SET EXERCISE - Your task is to give the number of lines in the listing that include "started", and nothing else.

[Extracted data entries]

(begin)

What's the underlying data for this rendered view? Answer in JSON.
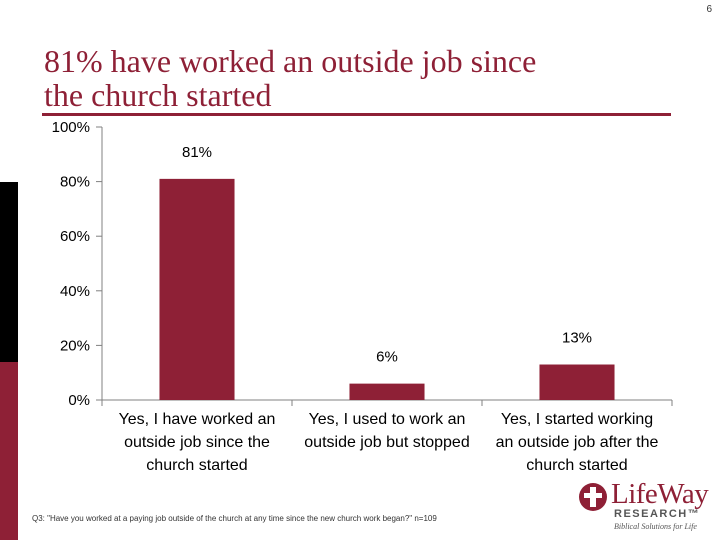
{
  "page_number": "6",
  "title_line1": "81% have worked an outside job since",
  "title_line2": "the church started",
  "footnote": "Q3: \"Have you worked at a paying job outside of the church at any time since the new church work began?\" n=109",
  "logo": {
    "name": "LifeWay",
    "sub": "RESEARCH™",
    "tagline": "Biblical Solutions for Life"
  },
  "colors": {
    "bar": "#8e2036",
    "accent": "#8e2036",
    "axis": "#808080"
  },
  "chart_data": {
    "type": "bar",
    "categories": [
      [
        "Yes, I have worked an",
        "outside job since the",
        "church started"
      ],
      [
        "Yes, I used to work an",
        "outside job but stopped",
        ""
      ],
      [
        "Yes, I started working",
        "an outside job after the",
        "church started"
      ]
    ],
    "values": [
      81,
      6,
      13
    ],
    "data_labels": [
      "81%",
      "6%",
      "13%"
    ],
    "yticks": [
      "0%",
      "20%",
      "40%",
      "60%",
      "80%",
      "100%"
    ],
    "ylim": [
      0,
      100
    ],
    "grid": false
  }
}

(end)

FINAL ANSWER - 4